##### Available data #####

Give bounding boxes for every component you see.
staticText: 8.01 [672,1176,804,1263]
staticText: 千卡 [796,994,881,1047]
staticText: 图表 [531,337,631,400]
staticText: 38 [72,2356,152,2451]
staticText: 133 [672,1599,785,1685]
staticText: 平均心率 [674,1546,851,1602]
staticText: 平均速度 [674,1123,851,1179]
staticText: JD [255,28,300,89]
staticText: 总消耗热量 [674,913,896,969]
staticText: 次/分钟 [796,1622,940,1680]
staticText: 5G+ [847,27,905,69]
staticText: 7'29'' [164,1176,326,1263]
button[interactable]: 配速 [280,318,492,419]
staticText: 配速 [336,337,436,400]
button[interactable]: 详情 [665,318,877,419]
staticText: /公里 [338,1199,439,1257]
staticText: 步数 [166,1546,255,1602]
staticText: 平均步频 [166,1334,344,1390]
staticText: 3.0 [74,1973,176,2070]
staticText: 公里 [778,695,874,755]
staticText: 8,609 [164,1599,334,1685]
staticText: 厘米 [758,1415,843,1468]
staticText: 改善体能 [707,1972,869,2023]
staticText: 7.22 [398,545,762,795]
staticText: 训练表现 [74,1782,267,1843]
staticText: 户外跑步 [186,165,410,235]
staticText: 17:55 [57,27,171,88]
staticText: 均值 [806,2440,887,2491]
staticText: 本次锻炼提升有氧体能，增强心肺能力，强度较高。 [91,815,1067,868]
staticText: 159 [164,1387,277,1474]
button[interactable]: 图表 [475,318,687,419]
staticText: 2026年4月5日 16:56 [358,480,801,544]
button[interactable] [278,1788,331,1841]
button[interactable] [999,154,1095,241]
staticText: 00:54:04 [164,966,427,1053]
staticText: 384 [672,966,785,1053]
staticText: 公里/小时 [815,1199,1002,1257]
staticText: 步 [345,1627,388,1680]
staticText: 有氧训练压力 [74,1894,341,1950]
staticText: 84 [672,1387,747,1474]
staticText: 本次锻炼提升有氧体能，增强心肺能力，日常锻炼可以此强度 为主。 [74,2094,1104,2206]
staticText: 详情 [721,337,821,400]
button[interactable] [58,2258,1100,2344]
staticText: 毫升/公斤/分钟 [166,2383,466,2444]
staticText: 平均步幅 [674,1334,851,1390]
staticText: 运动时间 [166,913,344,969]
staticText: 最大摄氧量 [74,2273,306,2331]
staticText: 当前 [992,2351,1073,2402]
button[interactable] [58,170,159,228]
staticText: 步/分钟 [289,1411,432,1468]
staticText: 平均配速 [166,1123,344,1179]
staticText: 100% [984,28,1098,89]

#####

* Aim of the task
Format the records above as a JSON list of strings, with one string for each line and any blank lines left out.

* Reply to the task
[
  "Give bounding boxes for every component you see.",
  "staticText: 8.01 [672,1176,804,1263]",
  "staticText: 千卡 [796,994,881,1047]",
  "staticText: 图表 [531,337,631,400]",
  "staticText: 38 [72,2356,152,2451]",
  "staticText: 133 [672,1599,785,1685]",
  "staticText: 平均心率 [674,1546,851,1602]",
  "staticText: 平均速度 [674,1123,851,1179]",
  "staticText: JD [255,28,300,89]",
  "staticText: 总消耗热量 [674,913,896,969]",
  "staticText: 次/分钟 [796,1622,940,1680]",
  "staticText: 5G+ [847,27,905,69]",
  "staticText: 7'29'' [164,1176,326,1263]",
  "button[interactable]: 配速 [280,318,492,419]",
  "staticText: 配速 [336,337,436,400]",
  "button[interactable]: 详情 [665,318,877,419]",
  "staticText: /公里 [338,1199,439,1257]",
  "staticText: 步数 [166,1546,255,1602]",
  "staticText: 平均步频 [166,1334,344,1390]",
  "staticText: 3.0 [74,1973,176,2070]",
  "staticText: 公里 [778,695,874,755]",
  "staticText: 8,609 [164,1599,334,1685]",
  "staticText: 厘米 [758,1415,843,1468]",
  "staticText: 改善体能 [707,1972,869,2023]",
  "staticText: 7.22 [398,545,762,795]",
  "staticText: 训练表现 [74,1782,267,1843]",
  "staticText: 户外跑步 [186,165,410,235]",
  "staticText: 17:55 [57,27,171,88]",
  "staticText: 均值 [806,2440,887,2491]",
  "staticText: 本次锻炼提升有氧体能，增强心肺能力，强度较高。 [91,815,1067,868]",
  "staticText: 159 [164,1387,277,1474]",
  "button[interactable]: 图表 [475,318,687,419]",
  "staticText: 2026年4月5日 16:56 [358,480,801,544]",
  "button[interactable] [278,1788,331,1841]",
  "button[interactable] [999,154,1095,241]",
  "staticText: 00:54:04 [164,966,427,1053]",
  "staticText: 384 [672,966,785,1053]",
  "staticText: 公里/小时 [815,1199,1002,1257]",
  "staticText: 步 [345,1627,388,1680]",
  "staticText: 有氧训练压力 [74,1894,341,1950]",
  "staticText: 84 [672,1387,747,1474]",
  "staticText: 本次锻炼提升有氧体能，增强心肺能力，日常锻炼可以此强度 为主。 [74,2094,1104,2206]",
  "staticText: 详情 [721,337,821,400]",
  "button[interactable] [58,2258,1100,2344]",
  "staticText: 毫升/公斤/分钟 [166,2383,466,2444]",
  "staticText: 平均步幅 [674,1334,851,1390]",
  "staticText: 运动时间 [166,913,344,969]",
  "staticText: 最大摄氧量 [74,2273,306,2331]",
  "staticText: 当前 [992,2351,1073,2402]",
  "button[interactable] [58,170,159,228]",
  "staticText: 步/分钟 [289,1411,432,1468]",
  "staticText: 平均配速 [166,1123,344,1179]",
  "staticText: 100% [984,28,1098,89]"
]